***** Supplied data

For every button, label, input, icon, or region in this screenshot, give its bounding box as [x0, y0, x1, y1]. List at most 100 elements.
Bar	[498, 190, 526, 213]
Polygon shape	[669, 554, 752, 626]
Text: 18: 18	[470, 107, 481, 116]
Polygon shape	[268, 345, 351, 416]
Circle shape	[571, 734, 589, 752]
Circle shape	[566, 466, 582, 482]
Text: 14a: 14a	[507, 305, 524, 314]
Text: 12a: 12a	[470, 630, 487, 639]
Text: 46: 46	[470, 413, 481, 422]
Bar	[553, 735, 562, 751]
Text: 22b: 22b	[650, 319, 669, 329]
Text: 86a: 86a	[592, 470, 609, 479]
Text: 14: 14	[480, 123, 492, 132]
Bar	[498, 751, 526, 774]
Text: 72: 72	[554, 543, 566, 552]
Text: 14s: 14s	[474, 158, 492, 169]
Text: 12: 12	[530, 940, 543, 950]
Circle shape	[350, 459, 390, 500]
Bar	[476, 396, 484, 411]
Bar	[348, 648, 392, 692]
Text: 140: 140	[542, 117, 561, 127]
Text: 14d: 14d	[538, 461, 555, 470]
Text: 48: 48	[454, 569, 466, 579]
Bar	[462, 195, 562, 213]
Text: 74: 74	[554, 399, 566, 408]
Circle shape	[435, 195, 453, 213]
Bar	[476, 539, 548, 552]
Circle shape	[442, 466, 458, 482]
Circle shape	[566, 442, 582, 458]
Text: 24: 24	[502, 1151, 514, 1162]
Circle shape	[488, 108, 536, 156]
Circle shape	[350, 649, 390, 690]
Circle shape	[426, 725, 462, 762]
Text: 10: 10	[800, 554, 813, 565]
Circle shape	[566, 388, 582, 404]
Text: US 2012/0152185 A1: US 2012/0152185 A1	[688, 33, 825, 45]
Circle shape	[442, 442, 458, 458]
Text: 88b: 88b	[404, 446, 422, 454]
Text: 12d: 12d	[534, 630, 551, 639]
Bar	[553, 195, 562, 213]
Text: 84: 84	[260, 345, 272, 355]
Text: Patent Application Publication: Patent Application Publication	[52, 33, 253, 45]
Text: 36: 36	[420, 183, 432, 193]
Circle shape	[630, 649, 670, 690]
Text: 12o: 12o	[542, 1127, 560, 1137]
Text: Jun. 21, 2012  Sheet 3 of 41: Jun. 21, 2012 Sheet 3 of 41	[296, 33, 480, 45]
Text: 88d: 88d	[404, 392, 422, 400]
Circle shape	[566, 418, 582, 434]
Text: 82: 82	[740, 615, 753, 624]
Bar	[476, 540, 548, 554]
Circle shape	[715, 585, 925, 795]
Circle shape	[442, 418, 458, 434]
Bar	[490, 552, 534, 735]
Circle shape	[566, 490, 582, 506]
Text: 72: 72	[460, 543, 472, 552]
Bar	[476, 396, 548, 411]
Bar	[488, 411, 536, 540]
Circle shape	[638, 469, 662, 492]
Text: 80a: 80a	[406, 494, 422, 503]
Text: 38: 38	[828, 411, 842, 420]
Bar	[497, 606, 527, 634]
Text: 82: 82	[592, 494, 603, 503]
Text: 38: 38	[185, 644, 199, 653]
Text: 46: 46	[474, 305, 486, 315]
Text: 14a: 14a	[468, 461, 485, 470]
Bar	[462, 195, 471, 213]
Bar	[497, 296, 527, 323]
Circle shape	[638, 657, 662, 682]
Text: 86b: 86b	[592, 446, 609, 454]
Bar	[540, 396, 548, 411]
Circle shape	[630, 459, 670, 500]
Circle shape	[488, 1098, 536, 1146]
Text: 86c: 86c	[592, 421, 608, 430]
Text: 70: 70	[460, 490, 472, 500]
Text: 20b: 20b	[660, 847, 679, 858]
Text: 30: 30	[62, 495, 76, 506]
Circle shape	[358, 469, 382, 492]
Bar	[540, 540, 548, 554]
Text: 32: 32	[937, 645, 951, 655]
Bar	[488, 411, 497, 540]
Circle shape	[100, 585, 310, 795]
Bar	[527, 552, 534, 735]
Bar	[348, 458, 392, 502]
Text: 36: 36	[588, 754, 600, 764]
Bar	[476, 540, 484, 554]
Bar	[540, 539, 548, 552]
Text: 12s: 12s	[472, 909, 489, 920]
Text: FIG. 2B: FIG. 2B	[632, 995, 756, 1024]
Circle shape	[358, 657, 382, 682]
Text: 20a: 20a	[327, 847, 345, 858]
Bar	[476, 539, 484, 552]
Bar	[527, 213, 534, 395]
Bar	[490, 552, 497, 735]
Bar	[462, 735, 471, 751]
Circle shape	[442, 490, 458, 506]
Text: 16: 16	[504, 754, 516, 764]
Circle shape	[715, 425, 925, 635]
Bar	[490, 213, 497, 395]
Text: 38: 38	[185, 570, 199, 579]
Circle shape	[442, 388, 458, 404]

**********

■ **Set problem**
Rewrite the items with every "Circle shape" changed to "Ellipse", leaving everything else the same.

■ **Response to the task**
For every button, label, input, icon, or region in this screenshot, give its bounding box as [x0, y0, x1, y1]. List at most 100 elements.
Bar	[498, 190, 526, 213]
Polygon shape	[669, 554, 752, 626]
Text: 18: 18	[470, 107, 481, 116]
Polygon shape	[268, 345, 351, 416]
Ellipse	[571, 734, 589, 752]
Ellipse	[566, 466, 582, 482]
Text: 14a: 14a	[507, 305, 524, 314]
Text: 12a: 12a	[470, 630, 487, 639]
Text: 46: 46	[470, 413, 481, 422]
Bar	[553, 735, 562, 751]
Text: 22b: 22b	[650, 319, 669, 329]
Text: 86a: 86a	[592, 470, 609, 479]
Text: 14: 14	[480, 123, 492, 132]
Bar	[498, 751, 526, 774]
Text: 72: 72	[554, 543, 566, 552]
Text: 14s: 14s	[474, 158, 492, 169]
Text: 12: 12	[530, 940, 543, 950]
Ellipse	[350, 459, 390, 500]
Bar	[476, 396, 484, 411]
Bar	[348, 648, 392, 692]
Text: 140: 140	[542, 117, 561, 127]
Text: 14d: 14d	[538, 461, 555, 470]
Text: 48: 48	[454, 569, 466, 579]
Bar	[462, 195, 562, 213]
Text: 74: 74	[554, 399, 566, 408]
Ellipse	[435, 195, 453, 213]
Bar	[476, 539, 548, 552]
Ellipse	[442, 466, 458, 482]
Ellipse	[566, 442, 582, 458]
Text: 24: 24	[502, 1151, 514, 1162]
Ellipse	[488, 108, 536, 156]
Ellipse	[350, 649, 390, 690]
Ellipse	[426, 725, 462, 762]
Text: 10: 10	[800, 554, 813, 565]
Ellipse	[566, 388, 582, 404]
Text: US 2012/0152185 A1: US 2012/0152185 A1	[688, 33, 825, 45]
Ellipse	[442, 442, 458, 458]
Text: 88b: 88b	[404, 446, 422, 454]
Text: 12d: 12d	[534, 630, 551, 639]
Bar	[553, 195, 562, 213]
Text: 84: 84	[260, 345, 272, 355]
Text: Patent Application Publication: Patent Application Publication	[52, 33, 253, 45]
Text: 36: 36	[420, 183, 432, 193]
Ellipse	[630, 649, 670, 690]
Text: 12o: 12o	[542, 1127, 560, 1137]
Text: Jun. 21, 2012  Sheet 3 of 41: Jun. 21, 2012 Sheet 3 of 41	[296, 33, 480, 45]
Text: 88d: 88d	[404, 392, 422, 400]
Ellipse	[566, 418, 582, 434]
Text: 82: 82	[740, 615, 753, 624]
Bar	[476, 540, 548, 554]
Ellipse	[715, 585, 925, 795]
Ellipse	[442, 418, 458, 434]
Bar	[490, 552, 534, 735]
Ellipse	[566, 490, 582, 506]
Text: 72: 72	[460, 543, 472, 552]
Bar	[476, 396, 548, 411]
Bar	[488, 411, 536, 540]
Ellipse	[638, 469, 662, 492]
Text: 80a: 80a	[406, 494, 422, 503]
Text: 38: 38	[828, 411, 842, 420]
Bar	[497, 606, 527, 634]
Text: 82: 82	[592, 494, 603, 503]
Text: 38: 38	[185, 644, 199, 653]
Text: 46: 46	[474, 305, 486, 315]
Text: 14a: 14a	[468, 461, 485, 470]
Bar	[462, 195, 471, 213]
Bar	[497, 296, 527, 323]
Ellipse	[638, 657, 662, 682]
Text: 86b: 86b	[592, 446, 609, 454]
Bar	[540, 396, 548, 411]
Ellipse	[630, 459, 670, 500]
Ellipse	[488, 1098, 536, 1146]
Text: 86c: 86c	[592, 421, 608, 430]
Text: 70: 70	[460, 490, 472, 500]
Text: 20b: 20b	[660, 847, 679, 858]
Text: 30: 30	[62, 495, 76, 506]
Ellipse	[358, 469, 382, 492]
Bar	[540, 540, 548, 554]
Text: 32: 32	[937, 645, 951, 655]
Bar	[488, 411, 497, 540]
Ellipse	[100, 585, 310, 795]
Bar	[527, 552, 534, 735]
Bar	[348, 458, 392, 502]
Text: 36: 36	[588, 754, 600, 764]
Bar	[476, 540, 484, 554]
Bar	[540, 539, 548, 552]
Text: 12s: 12s	[472, 909, 489, 920]
Text: FIG. 2B: FIG. 2B	[632, 995, 756, 1024]
Ellipse	[358, 657, 382, 682]
Text: 20a: 20a	[327, 847, 345, 858]
Bar	[476, 539, 484, 552]
Bar	[527, 213, 534, 395]
Bar	[490, 552, 497, 735]
Bar	[462, 735, 471, 751]
Ellipse	[442, 490, 458, 506]
Text: 16: 16	[504, 754, 516, 764]
Ellipse	[715, 425, 925, 635]
Bar	[490, 213, 497, 395]
Text: 38: 38	[185, 570, 199, 579]
Ellipse	[442, 388, 458, 404]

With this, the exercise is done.